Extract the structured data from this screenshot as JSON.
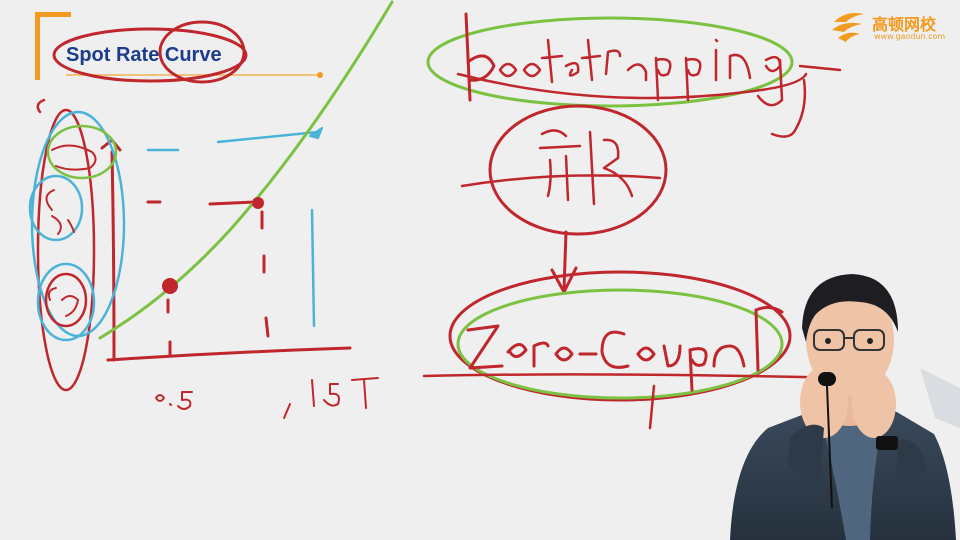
{
  "slide": {
    "title": "Spot Rate Curve"
  },
  "logo": {
    "name": "高顿网校",
    "url": "www.gaodun.com"
  },
  "colors": {
    "background": "#efefef",
    "title_text": "#1b3d8c",
    "accent_orange": "#f39b1f",
    "ink_red": "#c0272d",
    "ink_green": "#7cc242",
    "ink_blue": "#4bb3d8"
  },
  "handwriting": {
    "axis_ticks": [
      "0.5",
      "1",
      "1.5T"
    ],
    "spot_rates": [
      "S0.5",
      "S1",
      "S1.5"
    ],
    "method": "bootstrapping",
    "result": "Zero-coupon bond"
  }
}
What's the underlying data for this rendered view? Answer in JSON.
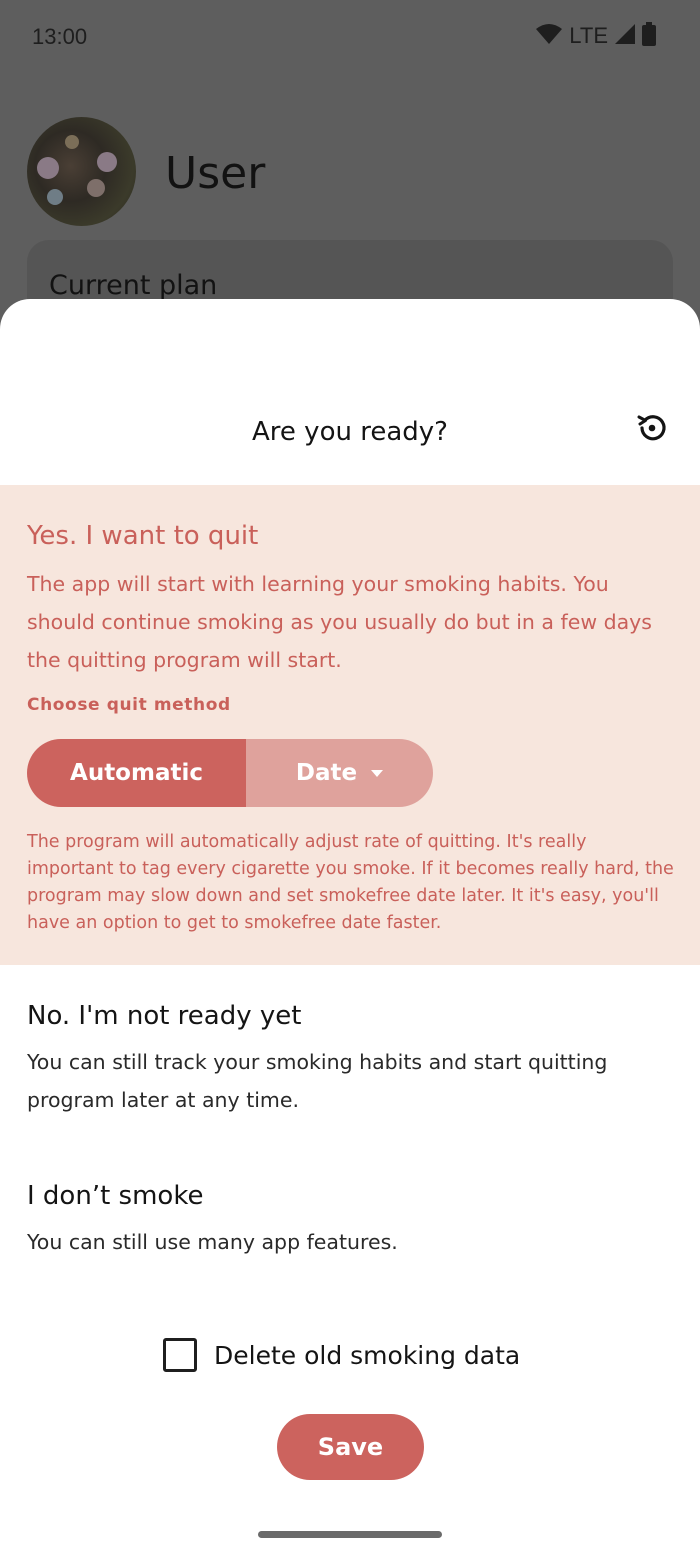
{
  "status_bar": {
    "time": "13:00",
    "network": "LTE",
    "icons": [
      "wifi-icon",
      "signal-icon",
      "battery-icon"
    ]
  },
  "background": {
    "user_name": "User",
    "plan_card_title": "Current plan"
  },
  "sheet": {
    "title": "Are you ready?",
    "reset_icon": "history-reset-icon",
    "options": {
      "yes": {
        "title": "Yes. I want to quit",
        "description": "The app will start with learning your smoking habits. You should continue smoking as you usually do but in a few days the quitting program will start.",
        "method_label": "Choose quit method",
        "methods": {
          "automatic": "Automatic",
          "date": "Date",
          "selected": "Automatic"
        },
        "method_description": "The program will automatically adjust rate of quitting. It's really important to tag every cigarette you smoke. If it becomes really hard, the program may slow down and set smokefree date later. It it's easy, you'll have an option to get to smokefree date faster."
      },
      "no": {
        "title": "No. I'm not ready yet",
        "description": "You can still track your smoking habits and start quitting program later at any time."
      },
      "dont_smoke": {
        "title": "I don’t smoke",
        "description": "You can still use many app features."
      }
    },
    "delete_checkbox": {
      "label": "Delete old smoking data",
      "checked": false
    },
    "save_label": "Save"
  },
  "colors": {
    "accent": "#cc635e",
    "accent_light": "#dfa29c",
    "selected_bg": "#f7e6dd",
    "scrim": "#5e5e5e"
  }
}
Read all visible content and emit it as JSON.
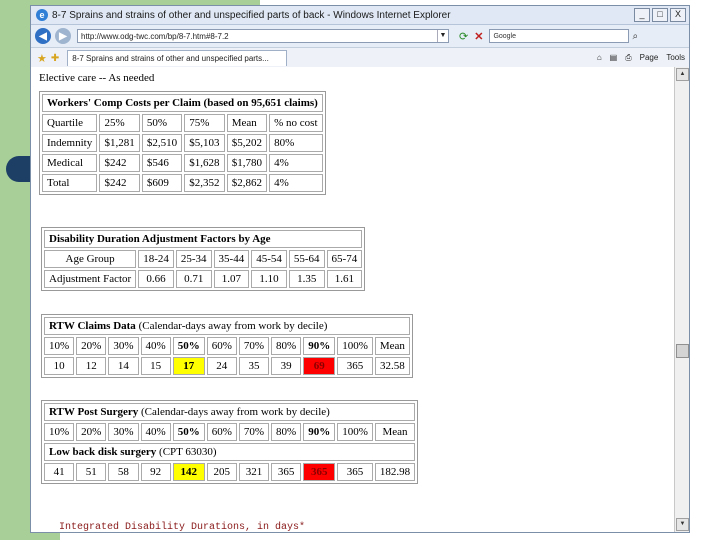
{
  "browser": {
    "title": "8-7 Sprains and strains of other and unspecified parts of back - Windows Internet Explorer",
    "url": "http://www.odg-twc.com/bp/8-7.htm#8-7.2",
    "search_placeholder": "Google",
    "tab_label": "8-7 Sprains and strains of other and unspecified parts...",
    "toolbar": {
      "page": "Page",
      "tools": "Tools"
    },
    "winbtns": {
      "min": "_",
      "max": "□",
      "close": "X"
    }
  },
  "page": {
    "heading": "Elective care -- As needed",
    "footer_note": "Integrated Disability Durations, in days*"
  },
  "costs": {
    "caption": "Workers' Comp Costs per Claim (based on 95,651 claims)",
    "headers": [
      "Quartile",
      "25%",
      "50%",
      "75%",
      "Mean",
      "% no cost"
    ],
    "rows": [
      [
        "Indemnity",
        "$1,281",
        "$2,510",
        "$5,103",
        "$5,202",
        "80%"
      ],
      [
        "Medical",
        "$242",
        "$546",
        "$1,628",
        "$1,780",
        "4%"
      ],
      [
        "Total",
        "$242",
        "$609",
        "$2,352",
        "$2,862",
        "4%"
      ]
    ]
  },
  "duration": {
    "caption": "Disability Duration Adjustment Factors by Age",
    "headers": [
      "Age Group",
      "18-24",
      "25-34",
      "35-44",
      "45-54",
      "55-64",
      "65-74"
    ],
    "row": [
      "Adjustment Factor",
      "0.66",
      "0.71",
      "1.07",
      "1.10",
      "1.35",
      "1.61"
    ]
  },
  "rtw_claims": {
    "caption_bold": "RTW Claims Data",
    "caption_rest": " (Calendar-days away from work by decile)",
    "headers": [
      "10%",
      "20%",
      "30%",
      "40%",
      "50%",
      "60%",
      "70%",
      "80%",
      "90%",
      "100%",
      "Mean"
    ],
    "values": [
      "10",
      "12",
      "14",
      "15",
      "17",
      "24",
      "35",
      "39",
      "69",
      "365",
      "32.58"
    ]
  },
  "rtw_surgery": {
    "caption_bold": "RTW Post Surgery",
    "caption_rest": " (Calendar-days away from work by decile)",
    "headers": [
      "10%",
      "20%",
      "30%",
      "40%",
      "50%",
      "60%",
      "70%",
      "80%",
      "90%",
      "100%",
      "Mean"
    ],
    "subcaption_bold": "Low back disk surgery",
    "subcaption_rest": " (CPT 63030)",
    "values": [
      "41",
      "51",
      "58",
      "92",
      "142",
      "205",
      "321",
      "365",
      "365",
      "365",
      "182.98"
    ]
  },
  "colors": {
    "median_highlight": "#ffff00",
    "p90_highlight": "#ff0000",
    "slide_green": "#a8cf98",
    "slide_navy": "#1d3f66"
  }
}
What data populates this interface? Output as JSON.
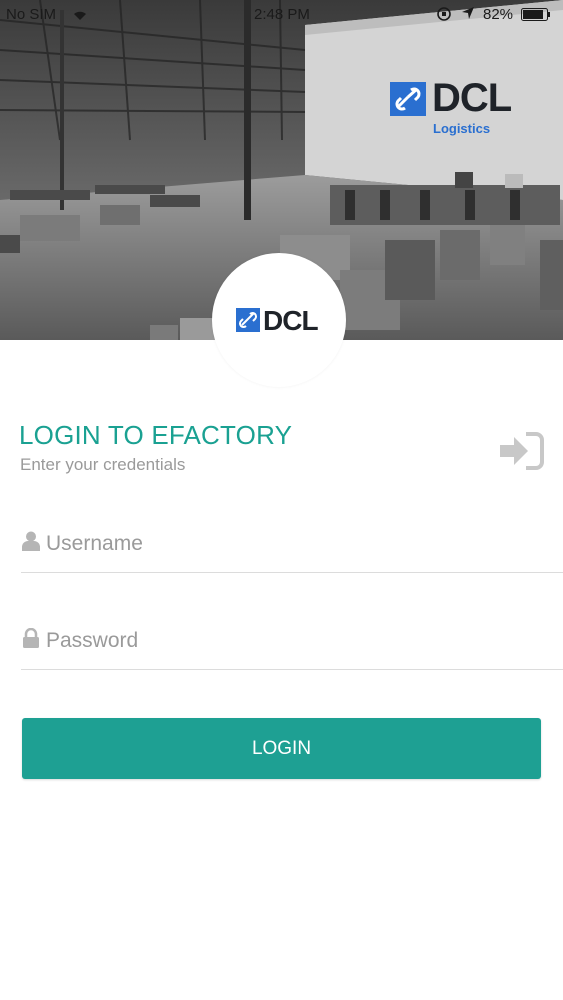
{
  "status_bar": {
    "carrier": "No SIM",
    "time": "2:48 PM",
    "battery_percent": "82%",
    "icons": [
      "wifi-icon",
      "orientation-lock-icon",
      "location-arrow-icon",
      "battery-icon"
    ]
  },
  "hero": {
    "image_description": "warehouse",
    "sign_logo_text": "DCL",
    "sign_logo_subtext": "Logistics"
  },
  "badge": {
    "logo_text": "DCL"
  },
  "login": {
    "title": "LOGIN TO EFACTORY",
    "subtitle": "Enter your credentials",
    "signin_icon": "sign-in-icon",
    "username_placeholder": "Username",
    "username_icon": "user-icon",
    "password_placeholder": "Password",
    "password_icon": "lock-icon",
    "button_label": "LOGIN"
  },
  "colors": {
    "accent": "#1aa192",
    "button": "#1ea093",
    "brand_blue": "#2a6fd0"
  }
}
------------------------------------
EXERCISE DESCRIPTION: Reproduce each line of the records exactly, and omit every picture.

ANSWER BELOW:
Extract the structured data from this screenshot as JSON.
{
  "slide": {
    "title": "Spot Rate Curve"
  },
  "logo": {
    "name": "高顿网校",
    "url": "www.gaodun.com"
  },
  "colors": {
    "background": "#efefef",
    "title_text": "#1b3d8c",
    "accent_orange": "#f39b1f",
    "ink_red": "#c0272d",
    "ink_green": "#7cc242",
    "ink_blue": "#4bb3d8"
  },
  "handwriting": {
    "axis_ticks": [
      "0.5",
      "1",
      "1.5T"
    ],
    "spot_rates": [
      "S0.5",
      "S1",
      "S1.5"
    ],
    "method": "bootstrapping",
    "result": "Zero-coupon bond"
  }
}
What's the underlying data for this rendered view? Answer in JSON.
{
  "status_bar": {
    "time": "13:00",
    "network": "LTE",
    "icons": [
      "wifi-icon",
      "signal-icon",
      "battery-icon"
    ]
  },
  "background": {
    "user_name": "User",
    "plan_card_title": "Current plan"
  },
  "sheet": {
    "title": "Are you ready?",
    "reset_icon": "history-reset-icon",
    "options": {
      "yes": {
        "title": "Yes. I want to quit",
        "description": "The app will start with learning your smoking habits. You should continue smoking as you usually do but in a few days the quitting program will start.",
        "method_label": "Choose quit method",
        "methods": {
          "automatic": "Automatic",
          "date": "Date",
          "selected": "Automatic"
        },
        "method_description": "The program will automatically adjust rate of quitting. It's really important to tag every cigarette you smoke. If it becomes really hard, the program may slow down and set smokefree date later. It it's easy, you'll have an option to get to smokefree date faster."
      },
      "no": {
        "title": "No. I'm not ready yet",
        "description": "You can still track your smoking habits and start quitting program later at any time."
      },
      "dont_smoke": {
        "title": "I don’t smoke",
        "description": "You can still use many app features."
      }
    },
    "delete_checkbox": {
      "label": "Delete old smoking data",
      "checked": false
    },
    "save_label": "Save"
  },
  "colors": {
    "accent": "#cc635e",
    "accent_light": "#dfa29c",
    "selected_bg": "#f7e6dd",
    "scrim": "#5e5e5e"
  }
}
Read all visible content and emit it as JSON.
{
  "browser": {
    "title": "8-7 Sprains and strains of other and unspecified parts of back - Windows Internet Explorer",
    "url": "http://www.odg-twc.com/bp/8-7.htm#8-7.2",
    "search_placeholder": "Google",
    "tab_label": "8-7 Sprains and strains of other and unspecified parts...",
    "toolbar": {
      "page": "Page",
      "tools": "Tools"
    },
    "winbtns": {
      "min": "_",
      "max": "□",
      "close": "X"
    }
  },
  "page": {
    "heading": "Elective care -- As needed",
    "footer_note": "Integrated Disability Durations, in days*"
  },
  "costs": {
    "caption": "Workers' Comp Costs per Claim (based on 95,651 claims)",
    "headers": [
      "Quartile",
      "25%",
      "50%",
      "75%",
      "Mean",
      "% no cost"
    ],
    "rows": [
      [
        "Indemnity",
        "$1,281",
        "$2,510",
        "$5,103",
        "$5,202",
        "80%"
      ],
      [
        "Medical",
        "$242",
        "$546",
        "$1,628",
        "$1,780",
        "4%"
      ],
      [
        "Total",
        "$242",
        "$609",
        "$2,352",
        "$2,862",
        "4%"
      ]
    ]
  },
  "duration": {
    "caption": "Disability Duration Adjustment Factors by Age",
    "headers": [
      "Age Group",
      "18-24",
      "25-34",
      "35-44",
      "45-54",
      "55-64",
      "65-74"
    ],
    "row": [
      "Adjustment Factor",
      "0.66",
      "0.71",
      "1.07",
      "1.10",
      "1.35",
      "1.61"
    ]
  },
  "rtw_claims": {
    "caption_bold": "RTW Claims Data",
    "caption_rest": " (Calendar-days away from work by decile)",
    "headers": [
      "10%",
      "20%",
      "30%",
      "40%",
      "50%",
      "60%",
      "70%",
      "80%",
      "90%",
      "100%",
      "Mean"
    ],
    "values": [
      "10",
      "12",
      "14",
      "15",
      "17",
      "24",
      "35",
      "39",
      "69",
      "365",
      "32.58"
    ]
  },
  "rtw_surgery": {
    "caption_bold": "RTW Post Surgery",
    "caption_rest": " (Calendar-days away from work by decile)",
    "headers": [
      "10%",
      "20%",
      "30%",
      "40%",
      "50%",
      "60%",
      "70%",
      "80%",
      "90%",
      "100%",
      "Mean"
    ],
    "subcaption_bold": "Low back disk surgery",
    "subcaption_rest": " (CPT 63030)",
    "values": [
      "41",
      "51",
      "58",
      "92",
      "142",
      "205",
      "321",
      "365",
      "365",
      "365",
      "182.98"
    ]
  },
  "colors": {
    "median_highlight": "#ffff00",
    "p90_highlight": "#ff0000",
    "slide_green": "#a8cf98",
    "slide_navy": "#1d3f66"
  }
}
What data populates this interface? Output as JSON.
{
  "status_bar": {
    "carrier": "No SIM",
    "time": "2:48 PM",
    "battery_percent": "82%",
    "icons": [
      "wifi-icon",
      "orientation-lock-icon",
      "location-arrow-icon",
      "battery-icon"
    ]
  },
  "hero": {
    "image_description": "warehouse",
    "sign_logo_text": "DCL",
    "sign_logo_subtext": "Logistics"
  },
  "badge": {
    "logo_text": "DCL"
  },
  "login": {
    "title": "LOGIN TO EFACTORY",
    "subtitle": "Enter your credentials",
    "signin_icon": "sign-in-icon",
    "username_placeholder": "Username",
    "username_icon": "user-icon",
    "password_placeholder": "Password",
    "password_icon": "lock-icon",
    "button_label": "LOGIN"
  },
  "colors": {
    "accent": "#1aa192",
    "button": "#1ea093",
    "brand_blue": "#2a6fd0"
  }
}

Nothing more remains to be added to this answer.